* Exercise requirements *
Quote the data below in full, minus the images.

* Extracted records *
## start

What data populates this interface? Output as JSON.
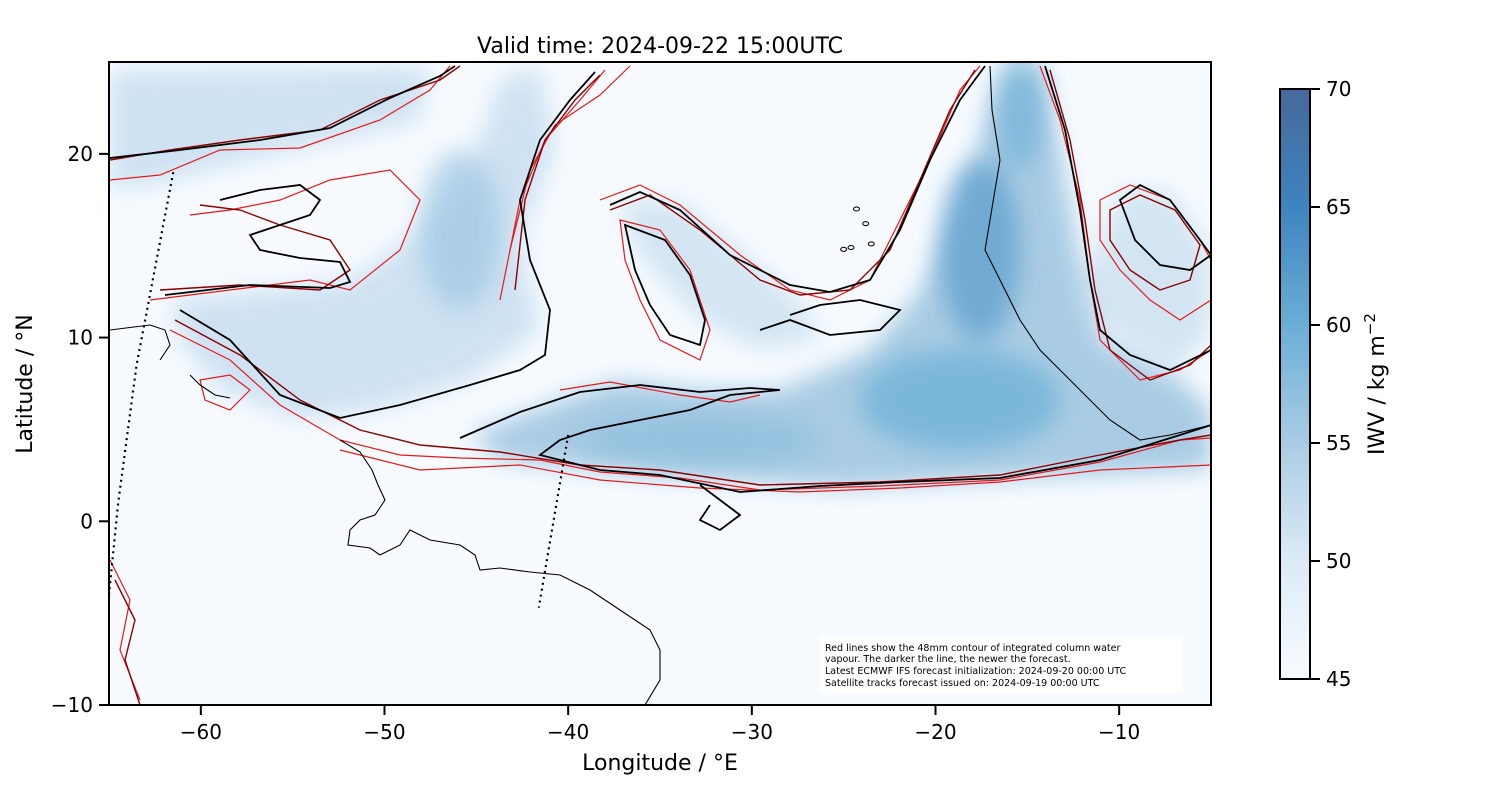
{
  "title": "Valid time: 2024-09-22 15:00UTC",
  "xlabel": "Longitude / °E",
  "ylabel": "Latitude / °N",
  "colorbar_label": "IWV / kg m",
  "colorbar_label_sup": "−2",
  "note": [
    "Red lines show the 48mm contour of integrated column water",
    "vapour. The darker the line, the newer the forecast.",
    "Latest ECMWF IFS forecast initialization: 2024-09-20 00:00 UTC",
    "Satellite tracks forecast issued on: 2024-09-19 00:00 UTC"
  ],
  "chart_data": {
    "type": "heatmap",
    "xlim": [
      -65,
      -5
    ],
    "ylim": [
      -10,
      25
    ],
    "xticks": [
      -60,
      -50,
      -40,
      -30,
      -20,
      -10
    ],
    "yticks": [
      -10,
      0,
      10,
      20
    ],
    "colorbar": {
      "min": 45,
      "max": 70,
      "ticks": [
        45,
        50,
        55,
        60,
        65,
        70
      ],
      "colors": [
        "#f7fbff",
        "#dceaf6",
        "#a9cce4",
        "#6aaed6",
        "#3e84bf",
        "#46689b"
      ]
    },
    "contour_level_mm": 48,
    "satellite_tracks": [
      {
        "points": [
          [
            -61.5,
            19
          ],
          [
            -63.5,
            8.5
          ],
          [
            -64.5,
            1
          ],
          [
            -65,
            -4
          ]
        ]
      },
      {
        "points": [
          [
            -40,
            4.7
          ],
          [
            -41.6,
            -4.7
          ]
        ]
      }
    ],
    "islands_lonlat": [
      [
        -24.3,
        17
      ],
      [
        -23.8,
        16.2
      ],
      [
        -23.5,
        15.1
      ],
      [
        -25,
        14.8
      ],
      [
        -24.6,
        14.9
      ]
    ]
  }
}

## end

* Reply to the task *
What data populates this interface? Output as JSON.
{
  "title": "Valid time: 2024-09-22 15:00UTC",
  "xlabel": "Longitude / °E",
  "ylabel": "Latitude / °N",
  "colorbar_label": "IWV / kg m",
  "colorbar_label_sup": "−2",
  "note": [
    "Red lines show the 48mm contour of integrated column water",
    "vapour. The darker the line, the newer the forecast.",
    "Latest ECMWF IFS forecast initialization: 2024-09-20 00:00 UTC",
    "Satellite tracks forecast issued on: 2024-09-19 00:00 UTC"
  ],
  "chart_data": {
    "type": "heatmap",
    "xlim": [
      -65,
      -5
    ],
    "ylim": [
      -10,
      25
    ],
    "xticks": [
      -60,
      -50,
      -40,
      -30,
      -20,
      -10
    ],
    "yticks": [
      -10,
      0,
      10,
      20
    ],
    "colorbar": {
      "min": 45,
      "max": 70,
      "ticks": [
        45,
        50,
        55,
        60,
        65,
        70
      ],
      "colors": [
        "#f7fbff",
        "#dceaf6",
        "#a9cce4",
        "#6aaed6",
        "#3e84bf",
        "#46689b"
      ]
    },
    "contour_level_mm": 48,
    "satellite_tracks": [
      {
        "points": [
          [
            -61.5,
            19
          ],
          [
            -63.5,
            8.5
          ],
          [
            -64.5,
            1
          ],
          [
            -65,
            -4
          ]
        ]
      },
      {
        "points": [
          [
            -40,
            4.7
          ],
          [
            -41.6,
            -4.7
          ]
        ]
      }
    ],
    "islands_lonlat": [
      [
        -24.3,
        17
      ],
      [
        -23.8,
        16.2
      ],
      [
        -23.5,
        15.1
      ],
      [
        -25,
        14.8
      ],
      [
        -24.6,
        14.9
      ]
    ]
  }
}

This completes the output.